(Dataset rows about figures)
# # #

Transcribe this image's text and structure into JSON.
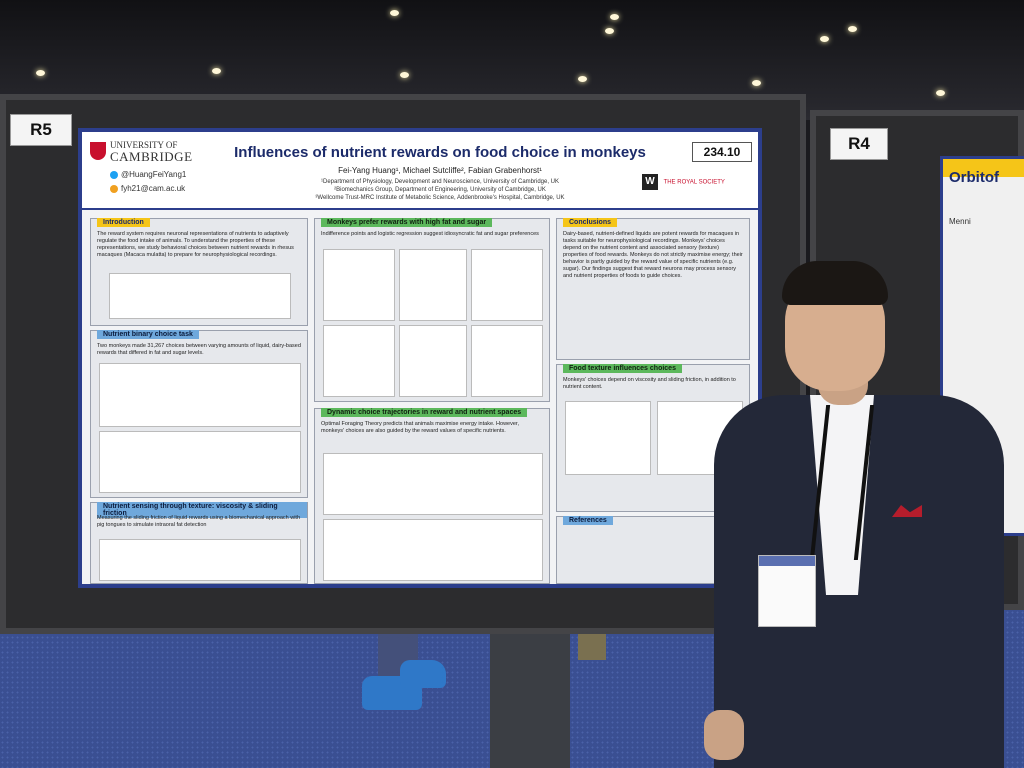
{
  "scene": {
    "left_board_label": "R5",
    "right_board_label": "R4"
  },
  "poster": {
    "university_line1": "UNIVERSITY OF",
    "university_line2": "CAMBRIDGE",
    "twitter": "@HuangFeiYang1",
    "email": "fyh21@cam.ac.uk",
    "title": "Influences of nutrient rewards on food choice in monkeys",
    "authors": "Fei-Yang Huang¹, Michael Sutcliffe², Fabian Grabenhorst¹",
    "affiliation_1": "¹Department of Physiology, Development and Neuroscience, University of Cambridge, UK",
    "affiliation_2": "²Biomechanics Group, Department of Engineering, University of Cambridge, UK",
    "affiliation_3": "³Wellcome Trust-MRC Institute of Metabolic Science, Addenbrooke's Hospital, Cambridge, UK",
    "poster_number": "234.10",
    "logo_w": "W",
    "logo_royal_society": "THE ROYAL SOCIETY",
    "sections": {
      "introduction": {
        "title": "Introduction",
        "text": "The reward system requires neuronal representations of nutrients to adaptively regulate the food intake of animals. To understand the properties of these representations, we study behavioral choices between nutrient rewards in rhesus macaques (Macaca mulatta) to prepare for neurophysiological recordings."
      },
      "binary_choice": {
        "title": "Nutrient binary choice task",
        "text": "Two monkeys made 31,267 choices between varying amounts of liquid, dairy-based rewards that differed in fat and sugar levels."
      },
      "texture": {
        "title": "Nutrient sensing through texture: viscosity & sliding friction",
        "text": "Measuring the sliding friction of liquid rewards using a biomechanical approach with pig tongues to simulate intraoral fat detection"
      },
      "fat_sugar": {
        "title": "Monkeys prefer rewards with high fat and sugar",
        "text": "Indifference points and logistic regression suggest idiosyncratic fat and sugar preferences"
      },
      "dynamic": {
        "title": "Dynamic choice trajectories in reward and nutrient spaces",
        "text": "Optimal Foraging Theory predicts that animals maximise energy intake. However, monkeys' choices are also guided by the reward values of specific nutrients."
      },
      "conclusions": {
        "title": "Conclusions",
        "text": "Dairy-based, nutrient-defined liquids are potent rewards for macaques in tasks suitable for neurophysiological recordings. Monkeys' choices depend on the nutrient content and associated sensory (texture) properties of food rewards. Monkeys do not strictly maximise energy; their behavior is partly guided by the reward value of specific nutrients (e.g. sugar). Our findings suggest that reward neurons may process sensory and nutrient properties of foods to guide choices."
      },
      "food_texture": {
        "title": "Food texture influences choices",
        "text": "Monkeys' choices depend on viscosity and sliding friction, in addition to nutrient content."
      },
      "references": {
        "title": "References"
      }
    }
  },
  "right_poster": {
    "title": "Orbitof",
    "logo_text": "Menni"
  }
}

# # #

**Aim:**
Without the pictures, reproduce every line of the records above exactly.

**Answer to this task:**
Transcribe this image's text and structure into JSON.
{
  "scene": {
    "left_board_label": "R5",
    "right_board_label": "R4"
  },
  "poster": {
    "university_line1": "UNIVERSITY OF",
    "university_line2": "CAMBRIDGE",
    "twitter": "@HuangFeiYang1",
    "email": "fyh21@cam.ac.uk",
    "title": "Influences of nutrient rewards on food choice in monkeys",
    "authors": "Fei-Yang Huang¹, Michael Sutcliffe², Fabian Grabenhorst¹",
    "affiliation_1": "¹Department of Physiology, Development and Neuroscience, University of Cambridge, UK",
    "affiliation_2": "²Biomechanics Group, Department of Engineering, University of Cambridge, UK",
    "affiliation_3": "³Wellcome Trust-MRC Institute of Metabolic Science, Addenbrooke's Hospital, Cambridge, UK",
    "poster_number": "234.10",
    "logo_w": "W",
    "logo_royal_society": "THE ROYAL SOCIETY",
    "sections": {
      "introduction": {
        "title": "Introduction",
        "text": "The reward system requires neuronal representations of nutrients to adaptively regulate the food intake of animals. To understand the properties of these representations, we study behavioral choices between nutrient rewards in rhesus macaques (Macaca mulatta) to prepare for neurophysiological recordings."
      },
      "binary_choice": {
        "title": "Nutrient binary choice task",
        "text": "Two monkeys made 31,267 choices between varying amounts of liquid, dairy-based rewards that differed in fat and sugar levels."
      },
      "texture": {
        "title": "Nutrient sensing through texture: viscosity & sliding friction",
        "text": "Measuring the sliding friction of liquid rewards using a biomechanical approach with pig tongues to simulate intraoral fat detection"
      },
      "fat_sugar": {
        "title": "Monkeys prefer rewards with high fat and sugar",
        "text": "Indifference points and logistic regression suggest idiosyncratic fat and sugar preferences"
      },
      "dynamic": {
        "title": "Dynamic choice trajectories in reward and nutrient spaces",
        "text": "Optimal Foraging Theory predicts that animals maximise energy intake. However, monkeys' choices are also guided by the reward values of specific nutrients."
      },
      "conclusions": {
        "title": "Conclusions",
        "text": "Dairy-based, nutrient-defined liquids are potent rewards for macaques in tasks suitable for neurophysiological recordings. Monkeys' choices depend on the nutrient content and associated sensory (texture) properties of food rewards. Monkeys do not strictly maximise energy; their behavior is partly guided by the reward value of specific nutrients (e.g. sugar). Our findings suggest that reward neurons may process sensory and nutrient properties of foods to guide choices."
      },
      "food_texture": {
        "title": "Food texture influences choices",
        "text": "Monkeys' choices depend on viscosity and sliding friction, in addition to nutrient content."
      },
      "references": {
        "title": "References"
      }
    }
  },
  "right_poster": {
    "title": "Orbitof",
    "logo_text": "Menni"
  }
}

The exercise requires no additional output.